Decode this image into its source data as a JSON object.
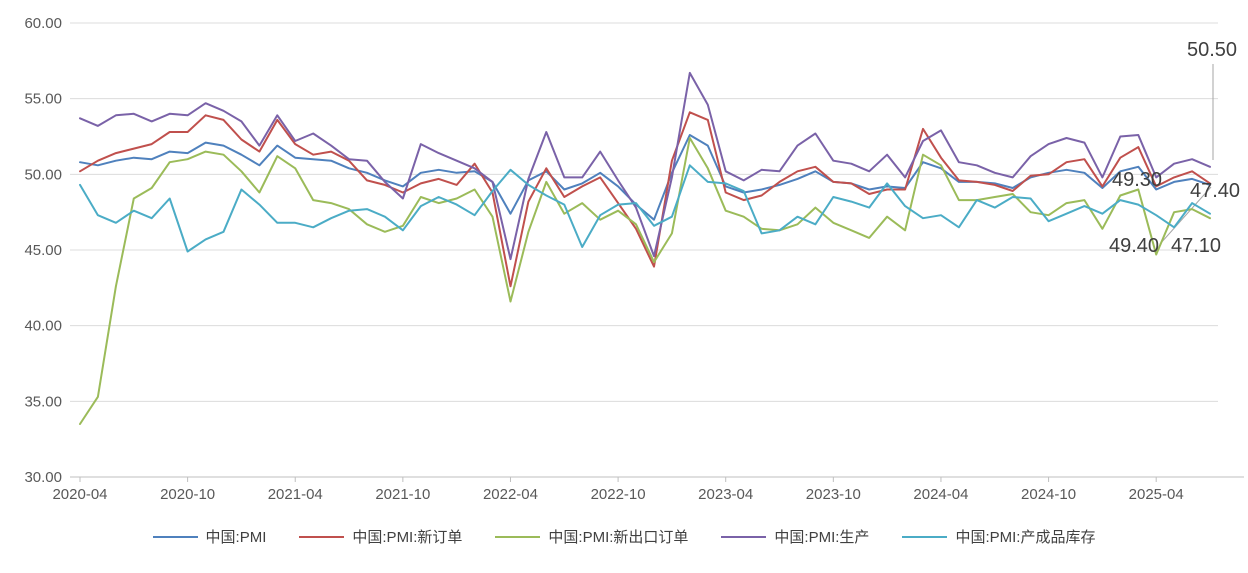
{
  "chart_data": {
    "type": "line",
    "title": "",
    "grid": "horizontal",
    "legend_position": "bottom",
    "x_axis": {
      "start": "2020-04",
      "interval": "monthly",
      "count": 64,
      "tick_labels": [
        "2020-04",
        "2020-10",
        "2021-04",
        "2021-10",
        "2022-04",
        "2022-10",
        "2023-04",
        "2023-10",
        "2024-04",
        "2024-10",
        "2025-04"
      ]
    },
    "y_axis": {
      "min": 30,
      "max": 60,
      "step": 5,
      "tick_labels": [
        "60.00",
        "55.00",
        "50.00",
        "45.00",
        "40.00",
        "35.00",
        "30.00"
      ]
    },
    "series": [
      {
        "name": "中国:PMI",
        "color": "#4F81BD",
        "values": [
          50.8,
          50.6,
          50.9,
          51.1,
          51.0,
          51.5,
          51.4,
          52.1,
          51.9,
          51.3,
          50.6,
          51.9,
          51.1,
          51.0,
          50.9,
          50.4,
          50.1,
          49.6,
          49.2,
          50.1,
          50.3,
          50.1,
          50.2,
          49.5,
          47.4,
          49.6,
          50.2,
          49.0,
          49.4,
          50.1,
          49.2,
          48.0,
          47.0,
          50.1,
          52.6,
          51.9,
          49.2,
          48.8,
          49.0,
          49.3,
          49.7,
          50.2,
          49.5,
          49.4,
          49.0,
          49.2,
          49.1,
          50.8,
          50.4,
          49.5,
          49.5,
          49.4,
          49.1,
          49.8,
          50.1,
          50.3,
          50.1,
          49.1,
          50.2,
          50.5,
          49.0,
          49.5,
          49.7,
          49.3
        ]
      },
      {
        "name": "中国:PMI:新订单",
        "color": "#C0504D",
        "values": [
          50.2,
          50.9,
          51.4,
          51.7,
          52.0,
          52.8,
          52.8,
          53.9,
          53.6,
          52.3,
          51.5,
          53.6,
          52.0,
          51.3,
          51.5,
          50.9,
          49.6,
          49.3,
          48.8,
          49.4,
          49.7,
          49.3,
          50.7,
          48.8,
          42.6,
          48.2,
          50.4,
          48.5,
          49.2,
          49.8,
          48.1,
          46.4,
          43.9,
          50.9,
          54.1,
          53.6,
          48.8,
          48.3,
          48.6,
          49.5,
          50.2,
          50.5,
          49.5,
          49.4,
          48.7,
          49.0,
          49.0,
          53.0,
          51.1,
          49.6,
          49.5,
          49.3,
          48.9,
          49.9,
          50.0,
          50.8,
          51.0,
          49.2,
          51.1,
          51.8,
          49.2,
          49.8,
          50.2,
          49.4
        ]
      },
      {
        "name": "中国:PMI:新出口订单",
        "color": "#9BBB59",
        "values": [
          33.5,
          35.3,
          42.6,
          48.4,
          49.1,
          50.8,
          51.0,
          51.5,
          51.3,
          50.2,
          48.8,
          51.2,
          50.4,
          48.3,
          48.1,
          47.7,
          46.7,
          46.2,
          46.6,
          48.5,
          48.1,
          48.4,
          49.0,
          47.2,
          41.6,
          46.2,
          49.5,
          47.4,
          48.1,
          47.0,
          47.6,
          46.7,
          44.2,
          46.1,
          52.4,
          50.4,
          47.6,
          47.2,
          46.4,
          46.3,
          46.7,
          47.8,
          46.8,
          46.3,
          45.8,
          47.2,
          46.3,
          51.3,
          50.6,
          48.3,
          48.3,
          48.5,
          48.7,
          47.5,
          47.3,
          48.1,
          48.3,
          46.4,
          48.6,
          49.0,
          44.7,
          47.5,
          47.7,
          47.1
        ]
      },
      {
        "name": "中国:PMI:生产",
        "color": "#7A62A8",
        "values": [
          53.7,
          53.2,
          53.9,
          54.0,
          53.5,
          54.0,
          53.9,
          54.7,
          54.2,
          53.5,
          51.9,
          53.9,
          52.2,
          52.7,
          51.9,
          51.0,
          50.9,
          49.5,
          48.4,
          52.0,
          51.4,
          50.9,
          50.4,
          49.5,
          44.4,
          49.7,
          52.8,
          49.8,
          49.8,
          51.5,
          49.6,
          47.8,
          44.6,
          49.8,
          56.7,
          54.6,
          50.2,
          49.6,
          50.3,
          50.2,
          51.9,
          52.7,
          50.9,
          50.7,
          50.2,
          51.3,
          49.8,
          52.2,
          52.9,
          50.8,
          50.6,
          50.1,
          49.8,
          51.2,
          52.0,
          52.4,
          52.1,
          49.8,
          52.5,
          52.6,
          49.8,
          50.7,
          51.0,
          50.5
        ]
      },
      {
        "name": "中国:PMI:产成品库存",
        "color": "#4BACC6",
        "values": [
          49.3,
          47.3,
          46.8,
          47.6,
          47.1,
          48.4,
          44.9,
          45.7,
          46.2,
          49.0,
          48.0,
          46.8,
          46.8,
          46.5,
          47.1,
          47.6,
          47.7,
          47.2,
          46.3,
          47.9,
          48.5,
          48.0,
          47.3,
          48.9,
          50.3,
          49.3,
          48.6,
          48.0,
          45.2,
          47.3,
          48.0,
          48.1,
          46.6,
          47.2,
          50.6,
          49.5,
          49.4,
          48.9,
          46.1,
          46.3,
          47.2,
          46.7,
          48.5,
          48.2,
          47.8,
          49.4,
          47.9,
          47.1,
          47.3,
          46.5,
          48.3,
          47.8,
          48.5,
          48.4,
          46.9,
          47.4,
          47.9,
          47.4,
          48.3,
          48.0,
          47.3,
          46.5,
          48.1,
          47.4
        ]
      }
    ],
    "end_labels": [
      {
        "text": "50.50",
        "series": "中国:PMI:生产"
      },
      {
        "text": "49.30",
        "series": "中国:PMI"
      },
      {
        "text": "47.40",
        "series": "中国:PMI:产成品库存"
      },
      {
        "text": "49.40",
        "series": "中国:PMI:新订单"
      },
      {
        "text": "47.10",
        "series": "中国:PMI:新出口订单"
      }
    ]
  }
}
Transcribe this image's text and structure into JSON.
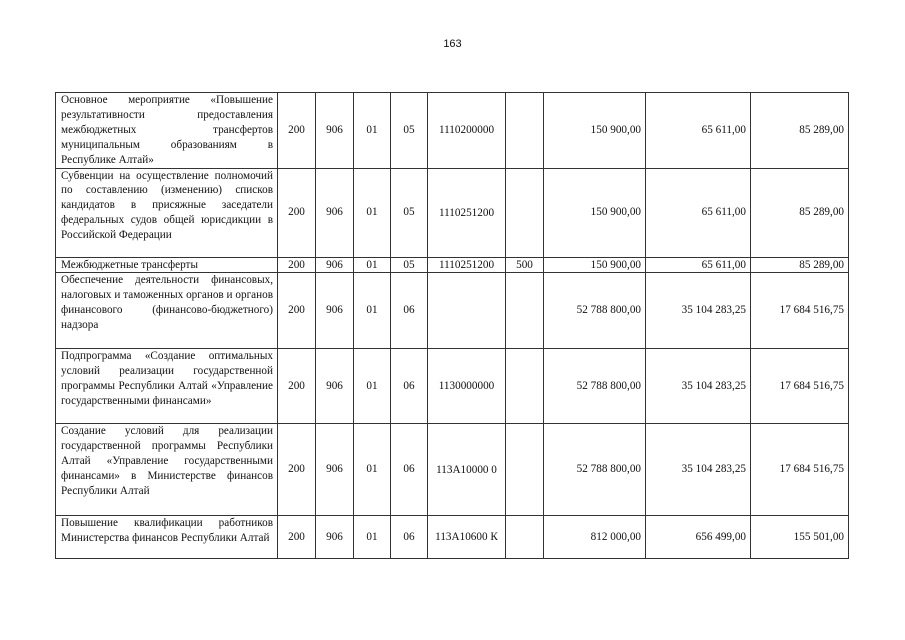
{
  "page_number": "163",
  "rows": [
    {
      "name": "Основное мероприятие «Повышение результативности предоставления межбюджетных трансфертов муниципальным образованиям в Республике Алтай»",
      "c1": "200",
      "c2": "906",
      "c3": "01",
      "c4": "05",
      "code": "1110200000",
      "vr": "",
      "v1": "150 900,00",
      "v2": "65 611,00",
      "v3": "85 289,00"
    },
    {
      "name": "Субвенции на осуществление полномочий по составлению (изменению) списков кандидатов в присяжные заседатели федеральных судов общей юрисдикции в Российской Федерации",
      "c1": "200",
      "c2": "906",
      "c3": "01",
      "c4": "05",
      "code": "1110251200",
      "vr": "",
      "v1": "150 900,00",
      "v2": "65 611,00",
      "v3": "85 289,00"
    },
    {
      "name": "Межбюджетные трансферты",
      "c1": "200",
      "c2": "906",
      "c3": "01",
      "c4": "05",
      "code": "1110251200",
      "vr": "500",
      "v1": "150 900,00",
      "v2": "65 611,00",
      "v3": "85 289,00"
    },
    {
      "name": "Обеспечение деятельности финансовых, налоговых и таможенных органов и органов финансового (финансово-бюджетного) надзора",
      "c1": "200",
      "c2": "906",
      "c3": "01",
      "c4": "06",
      "code": "",
      "vr": "",
      "v1": "52 788 800,00",
      "v2": "35 104 283,25",
      "v3": "17 684 516,75"
    },
    {
      "name": "Подпрограмма «Создание оптимальных условий реализации государственной программы Республики Алтай «Управление государственными финансами»",
      "c1": "200",
      "c2": "906",
      "c3": "01",
      "c4": "06",
      "code": "1130000000",
      "vr": "",
      "v1": "52 788 800,00",
      "v2": "35 104 283,25",
      "v3": "17 684 516,75"
    },
    {
      "name": "Создание условий для реализации государственной программы Республики Алтай «Управление государственными финансами» в Министерстве финансов Республики Алтай",
      "c1": "200",
      "c2": "906",
      "c3": "01",
      "c4": "06",
      "code": "113А10000 0",
      "vr": "",
      "v1": "52 788 800,00",
      "v2": "35 104 283,25",
      "v3": "17 684 516,75"
    },
    {
      "name": "Повышение квалификации работников Министерства финансов Республики Алтай",
      "c1": "200",
      "c2": "906",
      "c3": "01",
      "c4": "06",
      "code": "113А10600 К",
      "vr": "",
      "v1": "812 000,00",
      "v2": "656 499,00",
      "v3": "155 501,00"
    }
  ]
}
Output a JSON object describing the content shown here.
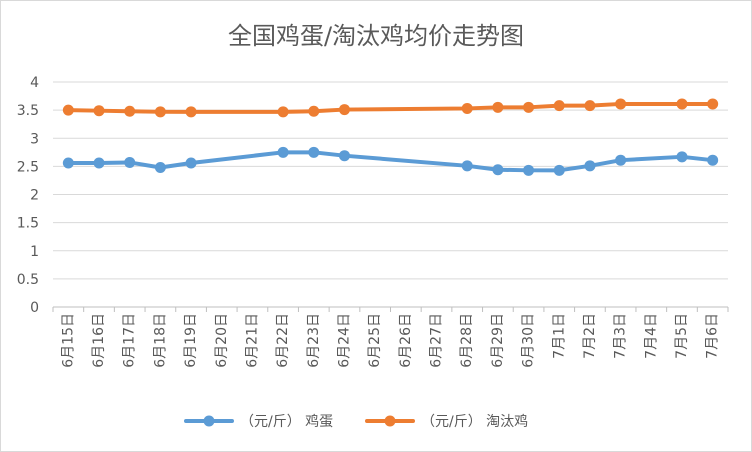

==============================

# AIM OF THE EXERCISE:
Return a copy of every line that includes the word "image".

# REPLY TO THE TASK:
Decode this image into its source data as a JSON object.
Transcribe this image's text and structure into JSON.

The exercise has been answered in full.